▸ **EXTRACTED TEXT**:
[slime-devel] Re: SLIME+Allegro on Windows

Bill Clementson billclem at gmail.com
Sun Mar 5 22:33:46 UTC 2006


Hi Peter,

On 3/5/06, Peter Seibel <peter at gigamonkeys.com> wrote:
> Stephen Compall <s11 at member.fsf.org> writes:
>
> > On Sun, 2006-03-05 at 10:06 -0800, Peter Seibel wrote:
> >> a console app. But why the need to use inferior-lisp--SLIME
> >> communicates the port via a temp file, right. Is there some other
> >> communication that happens via the *inferior-lisp* channel?
> >
> > Yes -- SLIME uses the inferior-lisp pty to send a form containing
> > (load "path/to/swank-loader.lisp").
>
> So, don't most (all?) Lisp's have some way to accept the name of a
> file to load as a command line argument? I understand that in the
> early days it was good to just use the *inferior-lisp* machinary
> because it was there and, when SLIME was in early development, it gave
> you a way to talk to Lisp when all else failed. Maybe the time has
> come to break free of the *inferior-lisp* legacy? Assuming I figure
> out a clean way to have SLIME pass the file-to-load-on-startup info to
> the spawned Lisp, is there anything else that would be lost by
> abandoning *inferior-lisp*?

Others probably know a lot more than I do about this; however, I think
there were a number of different reasons for keeping the
*inferior-lisp* approach. I asked about this a while back and I think
these were the primary reasons I was given:

1. In the early days, it was convenient to have an alternative route
into Lisp when you were hacking "on slime" (as opposed to "with
slime"). In some situations today, this may still be convenient.

2. Although all 'normal' lisp output is redirected in slime, it used
to be the case that slime didn't trap anything in the lisp that
bypassed the streams layer (e.g. foreign code printing to file
descriptors) so that winds up in *inferior-lisp* as well.

▸ **PROBLEM SET**:
1. In the SLIME mailing list message, what form does SLIME send through the inferior-lisp pty?
2. List every person named in the SLIME mailing list message.
3. Carry on the SLIME mailing list message from its last sentence.
The material plays no part in this work.

▸ **AVAILABLE DATA**:
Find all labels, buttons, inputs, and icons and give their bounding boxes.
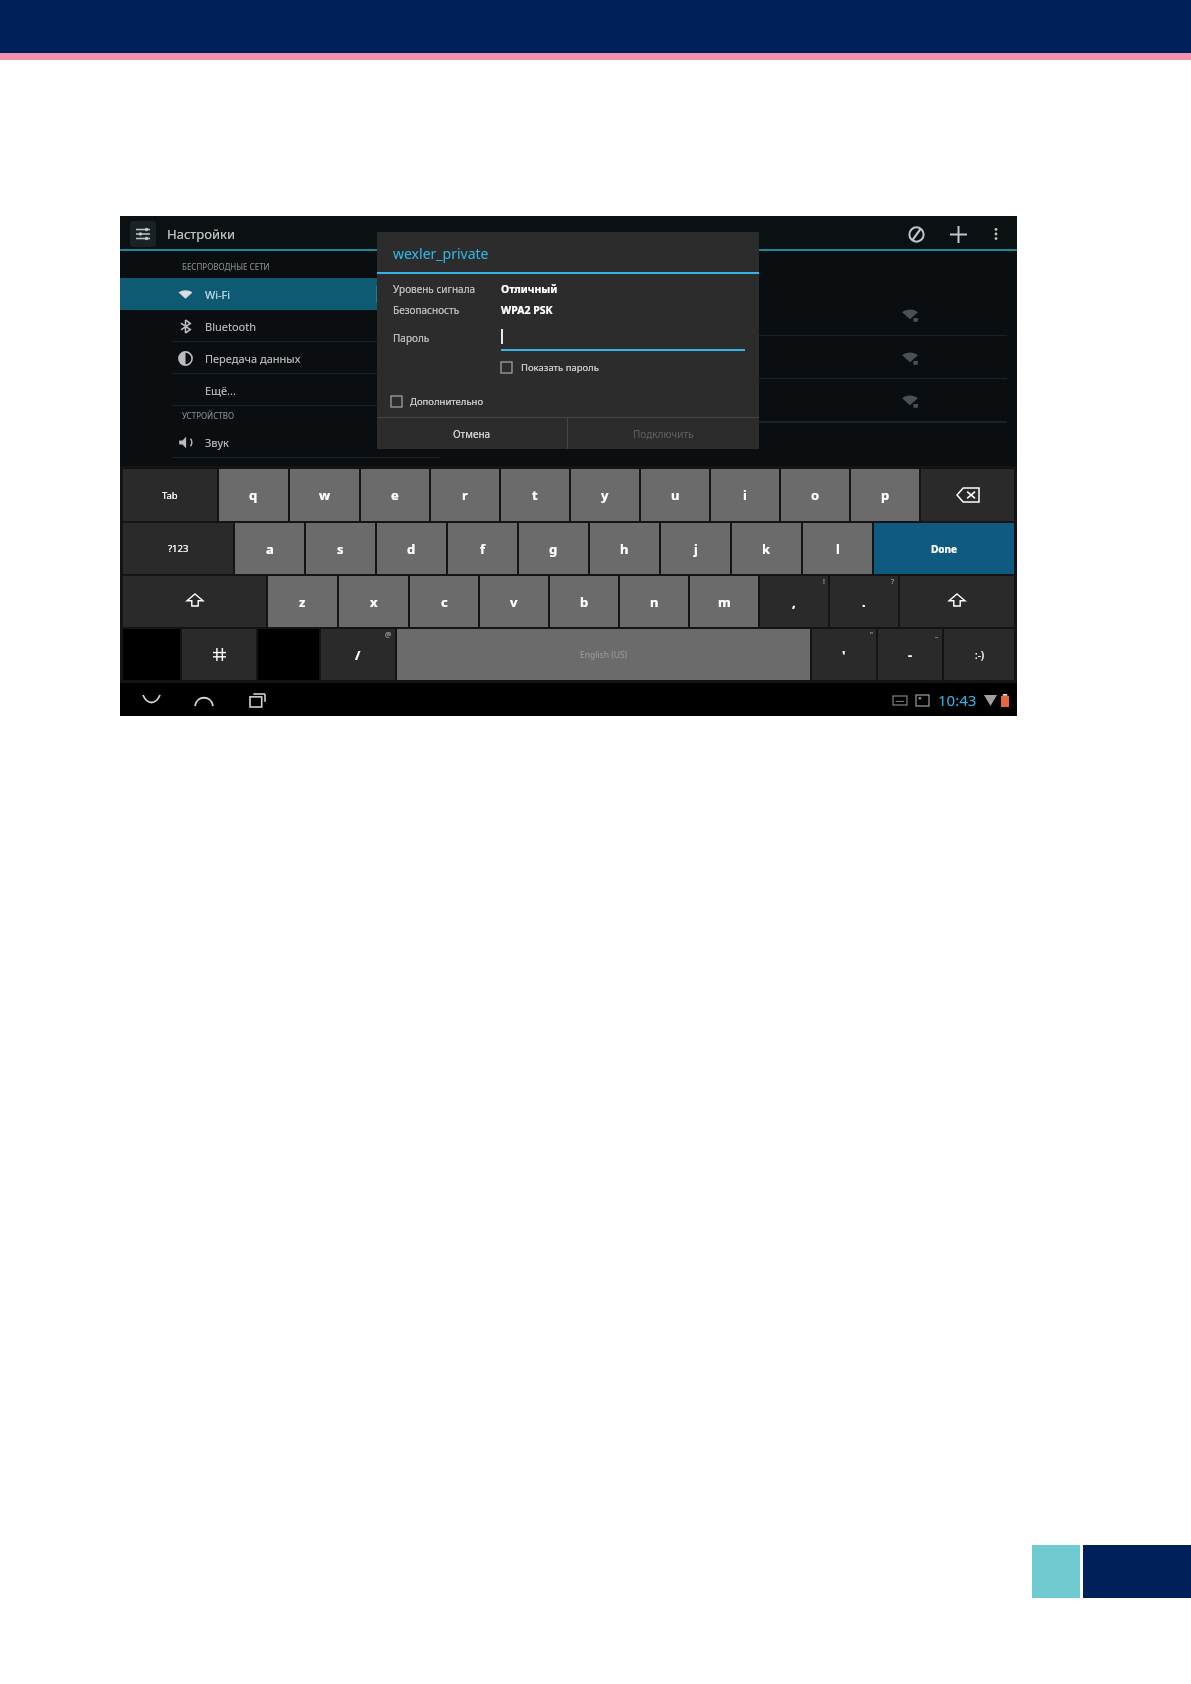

▸ **TASK-BY-TASK RESULTS**:
1. (load "path/to/swank-loader.lisp")

2. Bill Clementson, Peter Seibel, Stephen Compall

3.
> I ask because it would be nice for me, as maintainer of Lispbox, if
> SLIME worked the same on all the OS/implementation combos--at the
> moment, the Allegro on Windows has to be handled different. It's also
> a bit irksome that the Windows workarounds folks suggest require
> hard-wiring the port.

The alternatives that were suggested required using a .slime.lisp file
to fire off the necessary lisp commands to start swank and the example
file had (swank::create-swank-server 4005) with the port hard-coded.
An alternative would be to call "alisp -e" passing it forms to execute
(which could be programatically generated by elisp) with the requested
port since there aren't many forms that need to be in the .slime.lisp
file. Another alternative might be to temporarily store the port
number and retrieve it in the .slime.lisp code (avoiding the need to
hard-code it).

I've played around with setting up a number of different lisps with
slime on win32 in the past and I never found the acl setup to be that
difficult. It was much more difficult getting lispworks-personal
working with slime! However, I can sympathize with your desire to
maintain a common lispbox setup across multiple OS'es and CL
implementations.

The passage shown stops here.